Entries with figure data:
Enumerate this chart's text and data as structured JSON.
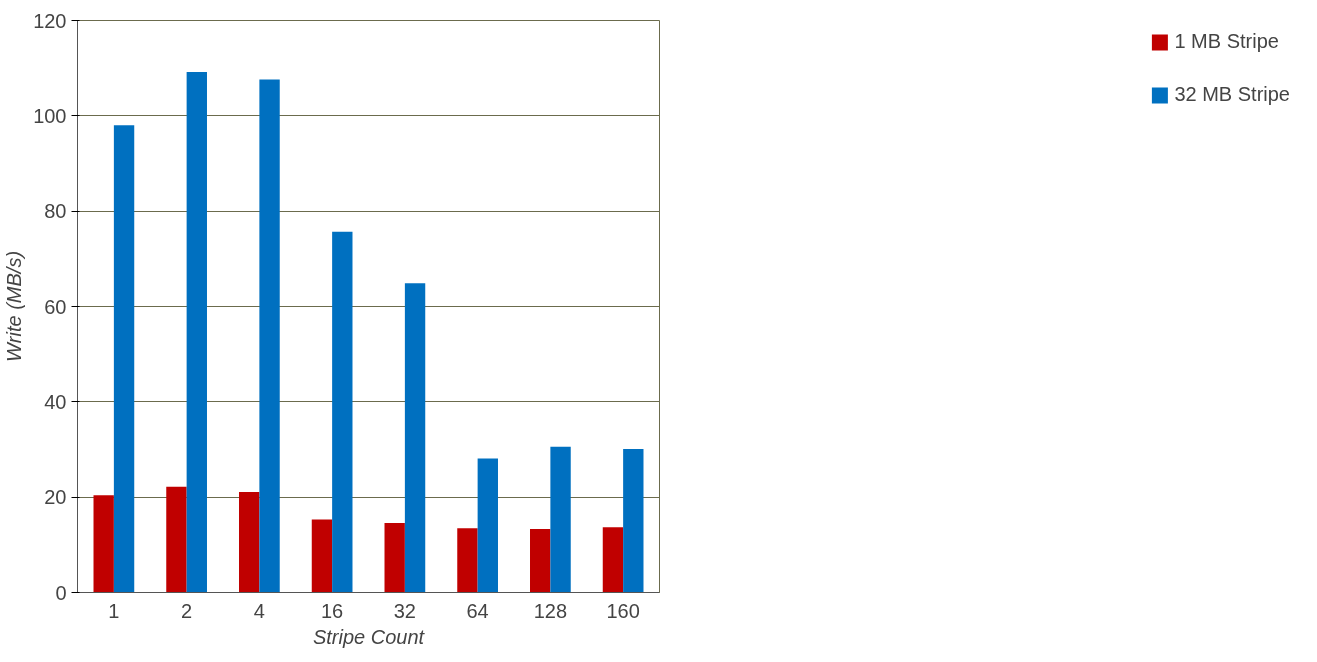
{
  "chart_data": {
    "type": "bar",
    "xlabel": "Stripe Count",
    "ylabel": "Write (MB/s)",
    "categories": [
      "1",
      "2",
      "4",
      "16",
      "32",
      "64",
      "128",
      "160"
    ],
    "series": [
      {
        "name": "1 MB Stripe",
        "color": "#c00000",
        "values": [
          20.4,
          22.2,
          21.1,
          15.3,
          14.6,
          13.5,
          13.3,
          13.7
        ]
      },
      {
        "name": "32 MB Stripe",
        "color": "#0070c0",
        "values": [
          98.0,
          109.2,
          107.6,
          75.7,
          64.9,
          28.1,
          30.6,
          30.1
        ]
      }
    ],
    "ylim": [
      0,
      120
    ],
    "yticks": [
      0,
      20,
      40,
      60,
      80,
      100,
      120
    ],
    "grid": "y",
    "legend": "right"
  }
}
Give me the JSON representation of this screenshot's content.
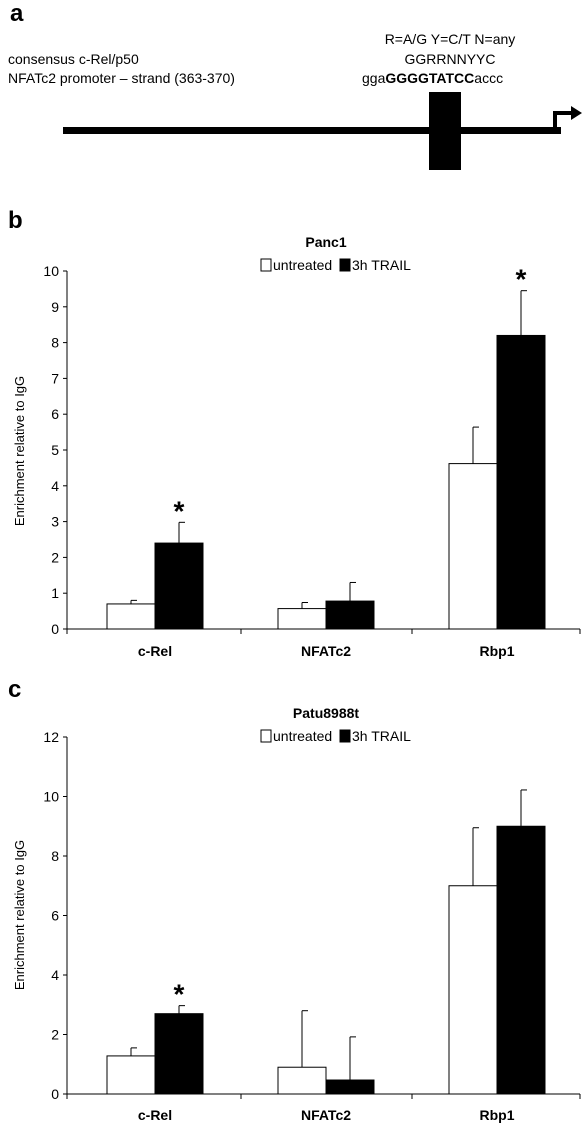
{
  "panel_a": {
    "letter": "a",
    "line1": "consensus c-Rel/p50",
    "line2": "NFATc2 promoter – strand (363-370)",
    "legend_codes": "R=A/G Y=C/T N=any",
    "consensus_seq": "GGRRNNYYC",
    "seq_prefix": "gga",
    "seq_core": "GGGGTATCC",
    "seq_suffix": "accc"
  },
  "panel_b": {
    "letter": "b"
  },
  "panel_c": {
    "letter": "c"
  },
  "chart_data": [
    {
      "type": "bar",
      "title": "Panc1",
      "xlabel": "",
      "ylabel": "Enrichment relative to IgG",
      "categories": [
        "c-Rel",
        "NFATc2",
        "Rbp1"
      ],
      "series": [
        {
          "name": "untreated",
          "color": "#ffffff",
          "values": [
            0.7,
            0.57,
            4.62
          ],
          "errors": [
            0.1,
            0.17,
            1.02
          ]
        },
        {
          "name": "3h TRAIL",
          "color": "#000000",
          "values": [
            2.4,
            0.78,
            8.2
          ],
          "errors": [
            0.58,
            0.52,
            1.25
          ]
        }
      ],
      "significance": [
        "*",
        "",
        "*"
      ],
      "ylim": [
        0,
        10
      ],
      "yticks": [
        0,
        1,
        2,
        3,
        4,
        5,
        6,
        7,
        8,
        9,
        10
      ],
      "legend": "top-center",
      "grid": false
    },
    {
      "type": "bar",
      "title": "Patu8988t",
      "xlabel": "",
      "ylabel": "Enrichment relative to IgG",
      "categories": [
        "c-Rel",
        "NFATc2",
        "Rbp1"
      ],
      "series": [
        {
          "name": "untreated",
          "color": "#ffffff",
          "values": [
            1.28,
            0.9,
            7.0
          ],
          "errors": [
            0.27,
            1.9,
            1.95
          ]
        },
        {
          "name": "3h TRAIL",
          "color": "#000000",
          "values": [
            2.7,
            0.47,
            9.0
          ],
          "errors": [
            0.27,
            1.45,
            1.22
          ]
        }
      ],
      "significance": [
        "*",
        "",
        ""
      ],
      "ylim": [
        0,
        12
      ],
      "yticks": [
        0,
        2,
        4,
        6,
        8,
        10,
        12
      ],
      "legend": "top-center",
      "grid": false
    }
  ]
}
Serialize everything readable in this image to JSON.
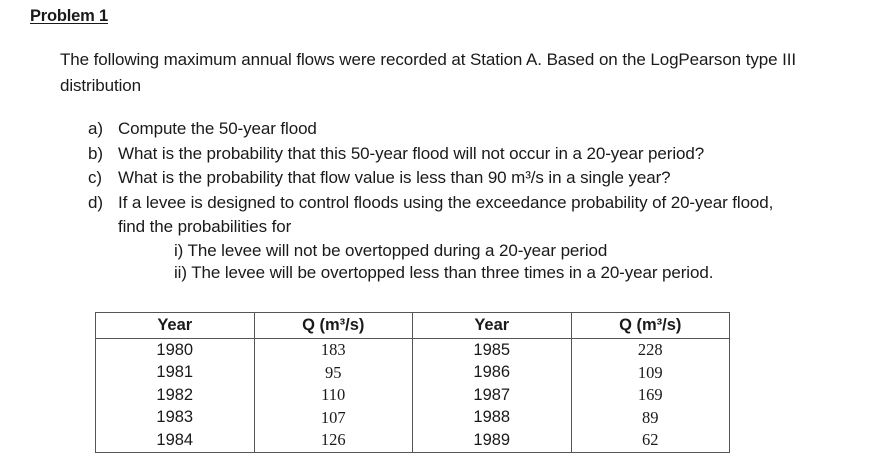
{
  "problem": {
    "title": "Problem 1",
    "intro": "The following maximum annual flows were recorded at Station A. Based on the LogPearson type III distribution",
    "questions": [
      {
        "letter": "a)",
        "text": "Compute the 50-year flood"
      },
      {
        "letter": "b)",
        "text": "What is the probability that this 50-year flood will not occur in a 20-year period?"
      },
      {
        "letter": "c)",
        "text": "What is the probability that flow value is less than 90 m³/s in a single year?"
      },
      {
        "letter": "d)",
        "text": "If a levee is designed to control floods using the exceedance probability of 20-year flood, find the probabilities for"
      }
    ],
    "sub_questions": [
      "i) The levee will not be overtopped during a 20-year period",
      "ii) The levee will be overtopped less than three times in a 20-year period."
    ]
  },
  "table": {
    "headers": [
      "Year",
      "Q (m³/s)",
      "Year",
      "Q (m³/s)"
    ],
    "rows": [
      [
        "1980",
        "183",
        "1985",
        "228"
      ],
      [
        "1981",
        "95",
        "1986",
        "109"
      ],
      [
        "1982",
        "110",
        "1987",
        "169"
      ],
      [
        "1983",
        "107",
        "1988",
        "89"
      ],
      [
        "1984",
        "126",
        "1989",
        "62"
      ]
    ]
  }
}
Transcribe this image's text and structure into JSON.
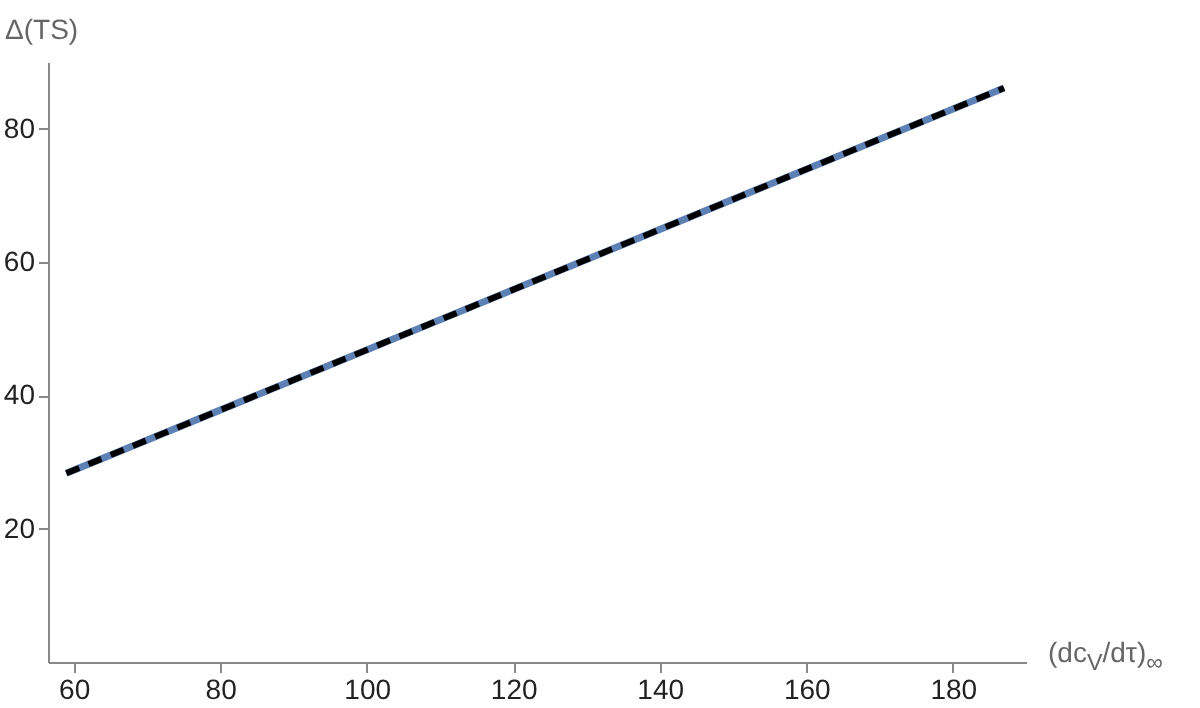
{
  "chart_data": {
    "type": "line",
    "xlabel": "(dc$_{V}$/dτ)$_{∞}$",
    "ylabel": "Δ(TS)",
    "x": [
      59,
      187
    ],
    "series": [
      {
        "color": "#5e81b5",
        "line_style": "solid",
        "values": [
          28.3,
          86.1
        ]
      },
      {
        "color": "#000000",
        "line_style": "dashed",
        "values": [
          28.3,
          86.1
        ]
      }
    ],
    "xlim": [
      56.5,
      190
    ],
    "ylim": [
      0,
      90
    ],
    "xticks": [
      60,
      80,
      100,
      120,
      140,
      160,
      180
    ],
    "yticks": [
      20,
      40,
      60,
      80
    ],
    "grid": false
  }
}
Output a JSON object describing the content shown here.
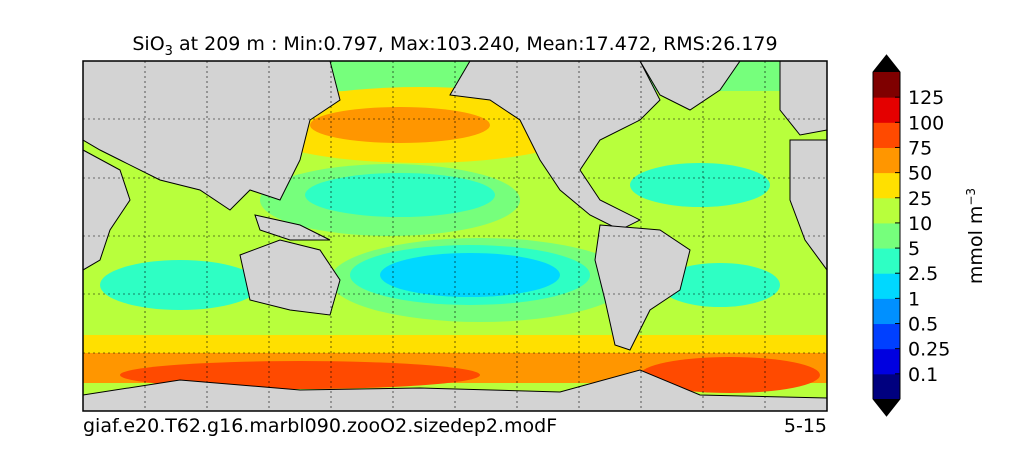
{
  "title": {
    "main": "SiO",
    "subscript": "3",
    "rest": " at 209 m : Min:0.797, Max:103.240, Mean:17.472, RMS:26.179"
  },
  "colorbar": {
    "label": "mmol m",
    "label_superscript": "−3",
    "levels": [
      0.1,
      0.25,
      0.5,
      1,
      2.5,
      5,
      10,
      25,
      50,
      75,
      100,
      125
    ],
    "colors": [
      "#00007f",
      "#0000e0",
      "#0040ff",
      "#0090ff",
      "#00d8ff",
      "#2effc4",
      "#76ff7c",
      "#b8ff3c",
      "#ffe000",
      "#ff9600",
      "#ff4a00",
      "#e40000",
      "#7f0000"
    ],
    "extend_color": "#000000"
  },
  "footer": {
    "left": "giaf.e20.T62.g16.marbl090.zooO2.sizedep2.modF",
    "right": "5-15"
  }
}
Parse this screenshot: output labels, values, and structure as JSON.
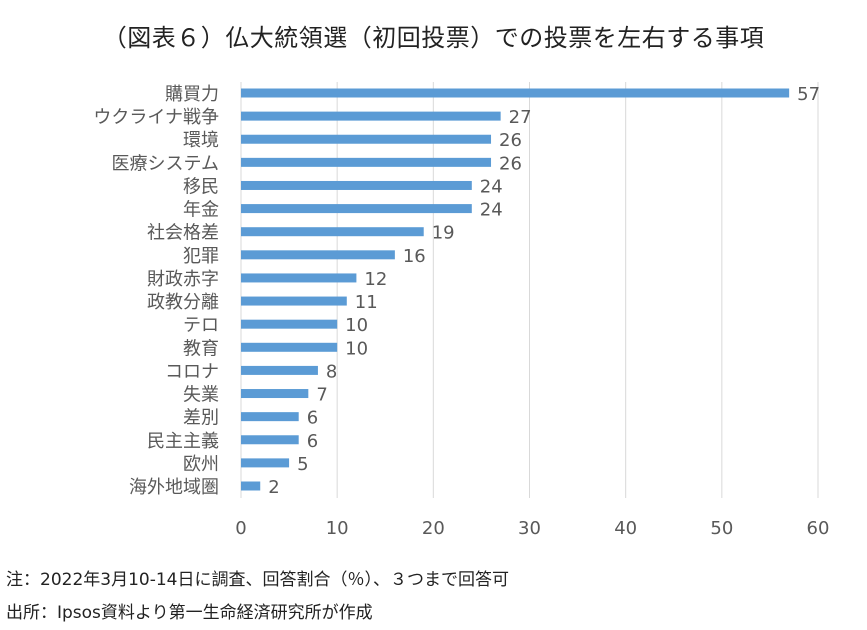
{
  "chart_data": {
    "type": "bar",
    "orientation": "horizontal",
    "title": "（図表６）仏大統領選（初回投票）での投票を左右する事項",
    "categories": [
      "購買力",
      "ウクライナ戦争",
      "環境",
      "医療システム",
      "移民",
      "年金",
      "社会格差",
      "犯罪",
      "財政赤字",
      "政教分離",
      "テロ",
      "教育",
      "コロナ",
      "失業",
      "差別",
      "民主主義",
      "欧州",
      "海外地域圏"
    ],
    "values": [
      57,
      27,
      26,
      26,
      24,
      24,
      19,
      16,
      12,
      11,
      10,
      10,
      8,
      7,
      6,
      6,
      5,
      2
    ],
    "xlim": [
      0,
      60
    ],
    "xticks": [
      "0",
      "10",
      "20",
      "30",
      "40",
      "50",
      "60"
    ],
    "grid": true,
    "bar_color": "#5b9bd5",
    "xlabel": "",
    "ylabel": ""
  },
  "notes": {
    "note": "注：2022年3月10-14日に調査、回答割合（％）、３つまで回答可",
    "source": "出所：Ipsos資料より第一生命経済研究所が作成"
  }
}
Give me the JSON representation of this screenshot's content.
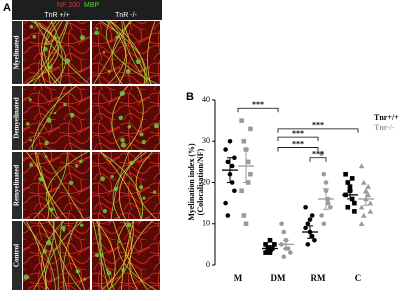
{
  "panel_a": {
    "label": "A",
    "stain_red": "NF 200",
    "stain_green": "MBP",
    "columns": [
      "TnR +/+",
      "TnR -/-"
    ],
    "rows": [
      "Myelinated",
      "Demyelinated",
      "Remyelinated",
      "Control"
    ]
  },
  "chart_data": {
    "type": "dotplot",
    "panel_label": "B",
    "y_label": [
      "Myelination index (%)",
      "(Colocalisation/NF)"
    ],
    "categories": [
      "M",
      "DM",
      "RM",
      "C"
    ],
    "ylim": [
      0,
      40
    ],
    "yticks": [
      0,
      10,
      20,
      30,
      40
    ],
    "series": [
      {
        "name": "Tnr+/+",
        "color": "#000000",
        "markers": [
          "circle",
          "square",
          "circle",
          "square"
        ],
        "means": [
          23,
          4,
          8,
          17
        ],
        "errors": [
          3,
          0.7,
          1.5,
          1
        ],
        "points": [
          [
            28,
            25,
            22,
            20,
            18,
            15,
            12,
            30,
            24,
            26
          ],
          [
            5,
            4,
            3,
            4,
            5,
            3,
            4,
            6
          ],
          [
            14,
            10,
            8,
            7,
            6,
            9,
            5,
            11,
            12
          ],
          [
            22,
            20,
            18,
            16,
            15,
            17,
            14,
            19,
            21,
            13
          ]
        ]
      },
      {
        "name": "Tnr-/-",
        "color": "#9a9a9a",
        "markers": [
          "square",
          "circle",
          "circle",
          "triangle"
        ],
        "means": [
          24,
          5,
          16,
          16
        ],
        "errors": [
          4,
          1,
          2.5,
          1.5
        ],
        "points": [
          [
            35,
            30,
            28,
            25,
            22,
            18,
            12,
            10,
            20,
            33
          ],
          [
            10,
            8,
            6,
            4,
            3,
            5,
            2,
            4
          ],
          [
            27,
            22,
            18,
            16,
            14,
            12,
            10,
            20,
            15
          ],
          [
            24,
            20,
            18,
            17,
            15,
            14,
            12,
            16,
            19,
            13,
            10
          ]
        ]
      }
    ],
    "brackets": [
      {
        "from": "M",
        "to": "DM",
        "y": 38,
        "label": "***"
      },
      {
        "from": "DM",
        "to": "C",
        "y": 33,
        "label": "***"
      },
      {
        "from": "DM",
        "to": "RM",
        "y": 31,
        "label": "***"
      },
      {
        "from": "DM",
        "to": "RM",
        "y": 28.5,
        "label": "***"
      },
      {
        "from": "RM",
        "to": "RM",
        "y": 26,
        "label": "***"
      }
    ]
  }
}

Problem to solve: Check every line of the data above for the string "will", and copy those that have it.

Solved problem:
        "text": "What is the probability that this 50-year flood will not occur in a 20-year period?"
      "i) The levee will not be overtopped during a 20-year period",
      "ii) The levee will be overtopped less than three times in a 20-year period."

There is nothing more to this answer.